"""
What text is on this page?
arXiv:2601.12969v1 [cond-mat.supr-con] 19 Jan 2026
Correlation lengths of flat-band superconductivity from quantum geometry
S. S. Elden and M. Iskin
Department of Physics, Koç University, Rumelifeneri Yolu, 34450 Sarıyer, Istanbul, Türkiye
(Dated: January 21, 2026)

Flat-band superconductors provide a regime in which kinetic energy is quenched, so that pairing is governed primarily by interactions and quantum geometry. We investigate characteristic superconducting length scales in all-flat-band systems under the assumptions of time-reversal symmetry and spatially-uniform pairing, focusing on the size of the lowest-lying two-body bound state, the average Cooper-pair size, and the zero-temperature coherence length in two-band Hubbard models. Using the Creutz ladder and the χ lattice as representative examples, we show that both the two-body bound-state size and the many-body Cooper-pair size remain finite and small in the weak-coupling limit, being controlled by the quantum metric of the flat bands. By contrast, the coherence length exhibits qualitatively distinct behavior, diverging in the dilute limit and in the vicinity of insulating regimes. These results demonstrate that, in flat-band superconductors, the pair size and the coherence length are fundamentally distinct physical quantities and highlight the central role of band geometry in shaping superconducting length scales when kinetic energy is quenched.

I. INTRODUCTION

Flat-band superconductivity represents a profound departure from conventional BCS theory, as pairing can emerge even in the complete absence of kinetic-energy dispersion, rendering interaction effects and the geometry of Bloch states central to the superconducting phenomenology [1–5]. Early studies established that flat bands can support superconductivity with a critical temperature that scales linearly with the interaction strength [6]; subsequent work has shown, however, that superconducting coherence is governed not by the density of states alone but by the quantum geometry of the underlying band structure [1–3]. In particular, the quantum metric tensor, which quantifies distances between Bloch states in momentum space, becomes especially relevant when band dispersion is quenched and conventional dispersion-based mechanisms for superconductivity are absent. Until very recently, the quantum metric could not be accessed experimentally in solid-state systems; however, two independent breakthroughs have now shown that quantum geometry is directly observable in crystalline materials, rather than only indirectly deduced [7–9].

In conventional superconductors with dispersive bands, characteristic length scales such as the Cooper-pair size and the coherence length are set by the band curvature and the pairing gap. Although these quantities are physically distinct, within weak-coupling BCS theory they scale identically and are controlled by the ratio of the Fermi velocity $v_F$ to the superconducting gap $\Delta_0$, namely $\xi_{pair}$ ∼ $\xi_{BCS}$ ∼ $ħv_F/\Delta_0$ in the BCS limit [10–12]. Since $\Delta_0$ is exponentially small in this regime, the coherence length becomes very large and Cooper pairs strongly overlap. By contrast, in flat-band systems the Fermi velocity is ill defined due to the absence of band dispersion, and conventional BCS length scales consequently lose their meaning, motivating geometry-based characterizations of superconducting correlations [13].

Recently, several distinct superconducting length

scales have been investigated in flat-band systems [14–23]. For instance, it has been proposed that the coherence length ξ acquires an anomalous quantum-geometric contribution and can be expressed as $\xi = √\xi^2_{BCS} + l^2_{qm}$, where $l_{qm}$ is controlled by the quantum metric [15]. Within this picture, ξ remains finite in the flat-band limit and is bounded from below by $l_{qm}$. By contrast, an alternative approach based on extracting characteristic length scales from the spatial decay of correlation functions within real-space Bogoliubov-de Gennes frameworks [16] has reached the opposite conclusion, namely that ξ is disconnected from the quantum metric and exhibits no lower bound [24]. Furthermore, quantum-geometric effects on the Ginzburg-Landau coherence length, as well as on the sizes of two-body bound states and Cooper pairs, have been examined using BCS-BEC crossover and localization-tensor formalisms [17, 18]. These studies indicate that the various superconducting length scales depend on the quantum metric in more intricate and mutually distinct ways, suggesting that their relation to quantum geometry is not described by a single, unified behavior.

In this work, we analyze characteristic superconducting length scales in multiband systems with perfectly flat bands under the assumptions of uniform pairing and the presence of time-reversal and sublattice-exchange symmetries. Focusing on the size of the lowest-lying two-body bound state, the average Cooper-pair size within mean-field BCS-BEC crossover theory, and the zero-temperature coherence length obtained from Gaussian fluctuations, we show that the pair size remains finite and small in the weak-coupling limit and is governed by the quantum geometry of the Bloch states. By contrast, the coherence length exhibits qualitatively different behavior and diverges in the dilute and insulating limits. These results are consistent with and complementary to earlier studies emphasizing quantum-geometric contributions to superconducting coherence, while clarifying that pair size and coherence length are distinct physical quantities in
"""
- _Challenge_: Only lines holding the string "superconductivity" are wanted; gather each one from the entries above.

- _Solution for this problem_:
Correlation lengths of flat-band superconductivity from quantum geometry
Flat-band superconductivity represents a profound departure from conventional BCS theory, as pairing can emerge even in the complete absence of kinetic-energy dispersion, rendering interaction effects and the geometry of Bloch states central to the superconducting phenomenology [1–5]. Early studies established that flat bands can support superconductivity with a critical temperature that scales linearly with the interaction strength [6]; subsequent work has shown, however, that superconducting coherence is governed not by the density of states alone but by the quantum geometry of the underlying band structure [1–3]. In particular, the quantum metric tensor, which quantifies distances between Bloch states in momentum space, becomes especially relevant when band dispersion is quenched and conventional dispersion-based mechanisms for superconductivity are absent. Until very recently, the quantum metric could not be accessed experimentally in solid-state systems; however, two independent breakthroughs have now shown that quantum geometry is directly observable in crystalline materials, rather than only indirectly deduced [7–9].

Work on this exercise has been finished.